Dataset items
══════════════════════════════

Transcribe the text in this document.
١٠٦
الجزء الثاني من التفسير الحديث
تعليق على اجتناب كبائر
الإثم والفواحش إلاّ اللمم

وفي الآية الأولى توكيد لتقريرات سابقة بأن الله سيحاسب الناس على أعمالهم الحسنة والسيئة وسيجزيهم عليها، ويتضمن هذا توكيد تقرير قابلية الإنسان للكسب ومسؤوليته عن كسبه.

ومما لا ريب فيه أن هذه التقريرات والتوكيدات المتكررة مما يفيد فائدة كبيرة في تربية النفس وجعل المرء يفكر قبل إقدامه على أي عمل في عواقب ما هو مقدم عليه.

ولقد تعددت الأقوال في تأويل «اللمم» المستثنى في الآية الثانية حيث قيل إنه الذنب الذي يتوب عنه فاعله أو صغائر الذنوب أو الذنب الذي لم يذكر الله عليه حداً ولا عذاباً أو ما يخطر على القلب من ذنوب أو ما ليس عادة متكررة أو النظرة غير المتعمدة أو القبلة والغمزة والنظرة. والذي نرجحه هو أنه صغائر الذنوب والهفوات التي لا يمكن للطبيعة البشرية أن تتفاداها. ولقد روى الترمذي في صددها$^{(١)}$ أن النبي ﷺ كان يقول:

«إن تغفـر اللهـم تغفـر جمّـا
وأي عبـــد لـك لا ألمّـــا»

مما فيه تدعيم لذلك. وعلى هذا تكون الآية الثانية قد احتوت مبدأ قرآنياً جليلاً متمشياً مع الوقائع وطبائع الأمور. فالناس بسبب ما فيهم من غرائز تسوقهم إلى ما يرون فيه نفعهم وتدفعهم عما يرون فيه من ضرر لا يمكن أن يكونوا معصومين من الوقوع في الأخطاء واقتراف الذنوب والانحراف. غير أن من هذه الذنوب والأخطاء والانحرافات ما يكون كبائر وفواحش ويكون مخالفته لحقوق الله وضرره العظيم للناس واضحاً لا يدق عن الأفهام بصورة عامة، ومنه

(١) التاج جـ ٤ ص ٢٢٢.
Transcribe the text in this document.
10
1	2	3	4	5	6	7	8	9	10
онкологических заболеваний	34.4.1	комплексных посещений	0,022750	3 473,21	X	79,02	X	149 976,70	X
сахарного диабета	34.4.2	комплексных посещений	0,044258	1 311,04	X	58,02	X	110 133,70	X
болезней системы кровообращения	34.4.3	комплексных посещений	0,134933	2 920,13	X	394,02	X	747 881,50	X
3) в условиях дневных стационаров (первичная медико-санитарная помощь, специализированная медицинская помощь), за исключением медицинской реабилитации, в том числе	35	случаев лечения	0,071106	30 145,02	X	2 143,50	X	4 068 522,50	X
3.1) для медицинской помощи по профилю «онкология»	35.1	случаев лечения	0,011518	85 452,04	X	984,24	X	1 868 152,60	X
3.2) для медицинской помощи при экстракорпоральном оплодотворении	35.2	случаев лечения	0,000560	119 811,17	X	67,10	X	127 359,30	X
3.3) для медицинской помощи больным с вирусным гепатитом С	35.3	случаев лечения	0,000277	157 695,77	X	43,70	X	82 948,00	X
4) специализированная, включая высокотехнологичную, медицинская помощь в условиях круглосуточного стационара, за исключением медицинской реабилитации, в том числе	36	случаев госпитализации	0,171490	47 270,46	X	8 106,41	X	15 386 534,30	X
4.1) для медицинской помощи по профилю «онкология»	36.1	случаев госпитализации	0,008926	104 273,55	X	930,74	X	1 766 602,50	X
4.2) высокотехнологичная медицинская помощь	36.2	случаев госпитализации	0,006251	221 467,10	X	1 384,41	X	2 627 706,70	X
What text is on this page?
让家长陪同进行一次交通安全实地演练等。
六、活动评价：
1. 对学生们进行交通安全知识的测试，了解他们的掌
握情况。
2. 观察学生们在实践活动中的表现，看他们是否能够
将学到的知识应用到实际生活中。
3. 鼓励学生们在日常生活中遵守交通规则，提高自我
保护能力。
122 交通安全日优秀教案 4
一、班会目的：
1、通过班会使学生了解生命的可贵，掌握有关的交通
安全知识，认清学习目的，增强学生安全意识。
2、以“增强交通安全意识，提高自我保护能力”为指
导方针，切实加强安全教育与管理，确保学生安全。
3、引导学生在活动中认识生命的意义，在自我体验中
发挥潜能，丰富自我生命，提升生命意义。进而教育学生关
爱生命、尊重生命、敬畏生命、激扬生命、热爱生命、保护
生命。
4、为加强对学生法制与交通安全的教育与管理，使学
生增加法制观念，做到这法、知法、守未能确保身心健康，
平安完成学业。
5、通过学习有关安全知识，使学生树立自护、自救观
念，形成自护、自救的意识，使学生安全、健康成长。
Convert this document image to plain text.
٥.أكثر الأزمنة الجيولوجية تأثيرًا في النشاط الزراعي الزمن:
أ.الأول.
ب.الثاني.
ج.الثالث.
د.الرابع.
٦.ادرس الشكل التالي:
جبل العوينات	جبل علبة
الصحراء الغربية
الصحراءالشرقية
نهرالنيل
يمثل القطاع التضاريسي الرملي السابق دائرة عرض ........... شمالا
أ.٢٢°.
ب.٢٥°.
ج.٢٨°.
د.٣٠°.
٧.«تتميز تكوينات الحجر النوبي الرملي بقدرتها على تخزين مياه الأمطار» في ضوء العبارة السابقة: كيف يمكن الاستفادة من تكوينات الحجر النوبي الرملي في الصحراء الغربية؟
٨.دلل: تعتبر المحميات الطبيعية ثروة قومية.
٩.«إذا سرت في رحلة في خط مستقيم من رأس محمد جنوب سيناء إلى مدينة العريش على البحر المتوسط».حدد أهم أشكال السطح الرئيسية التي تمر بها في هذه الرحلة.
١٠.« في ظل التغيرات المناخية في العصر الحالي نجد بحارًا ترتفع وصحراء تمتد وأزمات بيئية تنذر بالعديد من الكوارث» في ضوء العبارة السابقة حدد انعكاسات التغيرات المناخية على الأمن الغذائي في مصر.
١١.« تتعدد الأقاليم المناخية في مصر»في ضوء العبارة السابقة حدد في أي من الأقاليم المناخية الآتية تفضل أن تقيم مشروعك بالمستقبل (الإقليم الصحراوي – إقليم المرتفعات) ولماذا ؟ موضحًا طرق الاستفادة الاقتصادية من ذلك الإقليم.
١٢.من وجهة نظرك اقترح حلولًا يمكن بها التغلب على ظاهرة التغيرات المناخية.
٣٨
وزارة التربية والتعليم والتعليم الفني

══════════════════════════════

• **AIM**: Copy out the lines that hold "الاستفادة".

• **SOLUTION TO THE PROBLEM**:
٧.«تتميز تكوينات الحجر النوبي الرملي بقدرتها على تخزين مياه الأمطار» في ضوء العبارة السابقة: كيف يمكن الاستفادة من تكوينات الحجر النوبي الرملي في الصحراء الغربية؟
١١.« تتعدد الأقاليم المناخية في مصر»في ضوء العبارة السابقة حدد في أي من الأقاليم المناخية الآتية تفضل أن تقيم مشروعك بالمستقبل (الإقليم الصحراوي – إقليم المرتفعات) ولماذا ؟ موضحًا طرق الاستفادة الاقتصادية من ذلك الإقليم.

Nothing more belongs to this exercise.